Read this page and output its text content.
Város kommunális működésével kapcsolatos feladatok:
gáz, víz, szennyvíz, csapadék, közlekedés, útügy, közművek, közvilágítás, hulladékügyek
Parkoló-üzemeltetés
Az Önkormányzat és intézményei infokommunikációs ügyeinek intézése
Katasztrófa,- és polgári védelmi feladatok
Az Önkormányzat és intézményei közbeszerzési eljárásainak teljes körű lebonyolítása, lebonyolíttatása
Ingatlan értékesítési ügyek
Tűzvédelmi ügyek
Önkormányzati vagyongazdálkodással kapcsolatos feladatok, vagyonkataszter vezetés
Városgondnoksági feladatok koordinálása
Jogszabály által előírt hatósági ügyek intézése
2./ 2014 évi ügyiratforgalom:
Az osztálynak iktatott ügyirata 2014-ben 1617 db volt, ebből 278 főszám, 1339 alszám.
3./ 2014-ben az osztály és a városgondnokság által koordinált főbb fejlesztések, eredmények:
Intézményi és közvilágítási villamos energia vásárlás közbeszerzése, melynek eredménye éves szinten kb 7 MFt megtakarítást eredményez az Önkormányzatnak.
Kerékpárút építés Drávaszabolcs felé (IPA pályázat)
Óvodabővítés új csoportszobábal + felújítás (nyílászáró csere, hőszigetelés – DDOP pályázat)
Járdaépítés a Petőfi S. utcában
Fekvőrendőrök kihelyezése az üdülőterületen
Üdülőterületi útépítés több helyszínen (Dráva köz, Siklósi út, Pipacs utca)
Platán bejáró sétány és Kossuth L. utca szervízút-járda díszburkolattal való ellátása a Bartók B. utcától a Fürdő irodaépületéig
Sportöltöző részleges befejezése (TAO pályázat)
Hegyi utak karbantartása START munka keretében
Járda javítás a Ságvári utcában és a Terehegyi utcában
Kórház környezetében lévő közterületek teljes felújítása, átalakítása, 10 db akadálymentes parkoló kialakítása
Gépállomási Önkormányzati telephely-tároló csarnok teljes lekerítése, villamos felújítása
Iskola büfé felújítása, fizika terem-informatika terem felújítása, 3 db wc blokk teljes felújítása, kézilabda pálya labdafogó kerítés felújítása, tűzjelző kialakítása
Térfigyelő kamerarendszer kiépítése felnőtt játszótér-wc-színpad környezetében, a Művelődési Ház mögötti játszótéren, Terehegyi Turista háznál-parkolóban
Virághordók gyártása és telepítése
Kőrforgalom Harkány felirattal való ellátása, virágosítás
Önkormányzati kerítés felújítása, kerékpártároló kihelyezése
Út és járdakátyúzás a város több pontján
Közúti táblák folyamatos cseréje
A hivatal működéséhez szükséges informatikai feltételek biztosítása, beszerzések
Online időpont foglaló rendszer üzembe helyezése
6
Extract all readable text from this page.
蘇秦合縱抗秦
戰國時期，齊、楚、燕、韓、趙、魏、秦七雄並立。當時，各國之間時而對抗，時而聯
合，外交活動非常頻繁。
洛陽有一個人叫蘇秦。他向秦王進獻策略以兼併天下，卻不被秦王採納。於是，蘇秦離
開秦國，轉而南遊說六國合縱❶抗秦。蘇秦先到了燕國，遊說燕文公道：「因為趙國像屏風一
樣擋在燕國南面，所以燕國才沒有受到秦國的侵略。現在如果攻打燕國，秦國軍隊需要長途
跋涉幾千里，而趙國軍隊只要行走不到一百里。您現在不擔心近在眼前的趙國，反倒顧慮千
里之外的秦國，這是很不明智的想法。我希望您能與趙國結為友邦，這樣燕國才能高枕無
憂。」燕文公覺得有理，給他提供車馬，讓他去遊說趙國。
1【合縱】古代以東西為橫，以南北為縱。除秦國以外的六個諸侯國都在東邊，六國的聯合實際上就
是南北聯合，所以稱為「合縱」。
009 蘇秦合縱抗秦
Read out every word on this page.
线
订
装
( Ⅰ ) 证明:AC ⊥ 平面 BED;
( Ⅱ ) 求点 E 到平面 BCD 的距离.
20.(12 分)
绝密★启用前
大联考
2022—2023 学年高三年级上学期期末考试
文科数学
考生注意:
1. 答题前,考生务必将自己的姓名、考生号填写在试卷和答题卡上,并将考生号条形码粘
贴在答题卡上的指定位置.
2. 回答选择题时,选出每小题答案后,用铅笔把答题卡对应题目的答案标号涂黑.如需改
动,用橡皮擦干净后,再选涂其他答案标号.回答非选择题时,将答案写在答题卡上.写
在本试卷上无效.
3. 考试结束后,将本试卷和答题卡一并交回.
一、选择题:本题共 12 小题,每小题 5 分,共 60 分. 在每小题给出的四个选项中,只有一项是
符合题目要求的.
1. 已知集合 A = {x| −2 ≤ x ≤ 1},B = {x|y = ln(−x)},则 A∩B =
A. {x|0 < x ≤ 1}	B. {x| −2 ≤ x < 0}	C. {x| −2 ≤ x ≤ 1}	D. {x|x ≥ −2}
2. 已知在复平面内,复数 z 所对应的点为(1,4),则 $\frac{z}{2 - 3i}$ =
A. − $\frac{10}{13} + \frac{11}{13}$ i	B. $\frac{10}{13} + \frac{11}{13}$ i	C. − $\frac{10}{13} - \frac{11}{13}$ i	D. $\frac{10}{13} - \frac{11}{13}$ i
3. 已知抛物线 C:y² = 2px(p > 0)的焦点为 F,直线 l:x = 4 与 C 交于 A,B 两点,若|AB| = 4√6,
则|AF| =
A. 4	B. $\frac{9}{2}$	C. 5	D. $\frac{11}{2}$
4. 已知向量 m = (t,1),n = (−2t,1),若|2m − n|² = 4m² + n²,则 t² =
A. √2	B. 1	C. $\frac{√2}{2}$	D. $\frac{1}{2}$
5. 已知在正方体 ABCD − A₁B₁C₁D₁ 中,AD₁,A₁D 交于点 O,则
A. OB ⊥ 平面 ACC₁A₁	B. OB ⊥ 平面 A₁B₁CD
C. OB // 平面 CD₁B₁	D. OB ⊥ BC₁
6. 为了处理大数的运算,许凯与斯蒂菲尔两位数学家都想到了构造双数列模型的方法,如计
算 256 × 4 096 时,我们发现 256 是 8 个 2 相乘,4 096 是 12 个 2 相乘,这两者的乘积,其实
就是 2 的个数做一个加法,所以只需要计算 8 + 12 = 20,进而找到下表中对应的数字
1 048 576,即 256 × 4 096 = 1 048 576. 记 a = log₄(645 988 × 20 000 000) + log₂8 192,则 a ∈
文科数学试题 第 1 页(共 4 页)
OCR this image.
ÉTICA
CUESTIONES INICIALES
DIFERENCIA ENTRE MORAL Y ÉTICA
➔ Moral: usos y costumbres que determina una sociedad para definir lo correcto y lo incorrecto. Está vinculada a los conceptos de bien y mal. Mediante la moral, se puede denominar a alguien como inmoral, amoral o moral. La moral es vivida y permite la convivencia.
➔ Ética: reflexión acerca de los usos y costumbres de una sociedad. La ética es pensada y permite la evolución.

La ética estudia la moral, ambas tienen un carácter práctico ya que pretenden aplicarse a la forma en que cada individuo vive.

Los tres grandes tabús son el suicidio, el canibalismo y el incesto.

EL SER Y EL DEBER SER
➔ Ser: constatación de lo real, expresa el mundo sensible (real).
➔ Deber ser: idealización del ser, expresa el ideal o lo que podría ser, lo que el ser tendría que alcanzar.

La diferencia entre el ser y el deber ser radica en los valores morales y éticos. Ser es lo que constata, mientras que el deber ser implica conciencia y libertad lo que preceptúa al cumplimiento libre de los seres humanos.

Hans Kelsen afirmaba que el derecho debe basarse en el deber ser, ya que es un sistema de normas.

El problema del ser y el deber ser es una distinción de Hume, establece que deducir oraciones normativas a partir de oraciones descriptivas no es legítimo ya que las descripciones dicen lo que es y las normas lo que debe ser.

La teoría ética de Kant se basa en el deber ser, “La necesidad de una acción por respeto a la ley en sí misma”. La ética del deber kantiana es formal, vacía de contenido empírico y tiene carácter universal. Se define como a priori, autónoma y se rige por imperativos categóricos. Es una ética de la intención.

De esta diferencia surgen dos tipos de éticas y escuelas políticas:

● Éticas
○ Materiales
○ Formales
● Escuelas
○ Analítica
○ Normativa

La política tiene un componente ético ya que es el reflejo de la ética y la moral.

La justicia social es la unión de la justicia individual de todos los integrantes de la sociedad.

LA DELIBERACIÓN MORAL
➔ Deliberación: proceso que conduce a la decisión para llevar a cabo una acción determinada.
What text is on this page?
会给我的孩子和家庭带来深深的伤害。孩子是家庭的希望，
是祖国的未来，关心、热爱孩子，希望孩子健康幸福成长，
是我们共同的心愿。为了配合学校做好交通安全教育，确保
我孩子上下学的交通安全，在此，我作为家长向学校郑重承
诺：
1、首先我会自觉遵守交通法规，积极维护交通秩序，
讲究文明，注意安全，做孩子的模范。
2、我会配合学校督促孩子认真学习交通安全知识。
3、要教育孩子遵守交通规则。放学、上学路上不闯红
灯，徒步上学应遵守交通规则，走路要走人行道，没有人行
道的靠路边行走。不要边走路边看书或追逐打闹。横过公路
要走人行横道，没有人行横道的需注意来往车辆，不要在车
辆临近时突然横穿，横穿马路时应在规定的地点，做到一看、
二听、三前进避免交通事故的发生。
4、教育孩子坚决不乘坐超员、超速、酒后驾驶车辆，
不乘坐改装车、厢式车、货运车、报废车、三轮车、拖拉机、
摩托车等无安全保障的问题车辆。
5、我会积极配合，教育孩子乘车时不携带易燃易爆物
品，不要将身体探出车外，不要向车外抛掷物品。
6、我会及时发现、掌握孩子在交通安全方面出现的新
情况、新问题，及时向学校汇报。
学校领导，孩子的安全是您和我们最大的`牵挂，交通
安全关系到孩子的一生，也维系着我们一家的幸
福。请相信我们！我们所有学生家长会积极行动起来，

Direction
Pull out all lines containing "como".

Reply
➔ Moral: usos y costumbres que determina una sociedad para definir lo correcto y lo incorrecto. Está vinculada a los conceptos de bien y mal. Mediante la moral, se puede denominar a alguien como inmoral, amoral o moral. La moral es vivida y permite la convivencia.
La teoría ética de Kant se basa en el deber ser, “La necesidad de una acción por respeto a la ley en sí misma”. La ética del deber kantiana es formal, vacía de contenido empírico y tiene carácter universal. Se define como a priori, autónoma y se rige por imperativos categóricos. Es una ética de la intención.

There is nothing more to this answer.